▸ SHORT TASK
Collect each line containing "Leader".

[start of ENTRIES]

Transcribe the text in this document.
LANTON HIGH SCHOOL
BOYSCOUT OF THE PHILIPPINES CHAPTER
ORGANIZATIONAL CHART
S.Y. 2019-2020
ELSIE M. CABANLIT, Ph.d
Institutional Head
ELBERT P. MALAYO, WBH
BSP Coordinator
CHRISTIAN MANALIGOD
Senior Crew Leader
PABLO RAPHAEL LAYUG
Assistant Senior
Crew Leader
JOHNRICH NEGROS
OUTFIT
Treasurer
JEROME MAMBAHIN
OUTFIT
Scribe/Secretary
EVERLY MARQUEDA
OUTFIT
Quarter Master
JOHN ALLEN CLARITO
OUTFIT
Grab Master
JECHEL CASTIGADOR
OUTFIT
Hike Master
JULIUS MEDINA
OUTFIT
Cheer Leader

[end of ENTRIES]

▸ COMPLETED EXERCISE
Senior Crew Leader
Crew Leader
Cheer Leader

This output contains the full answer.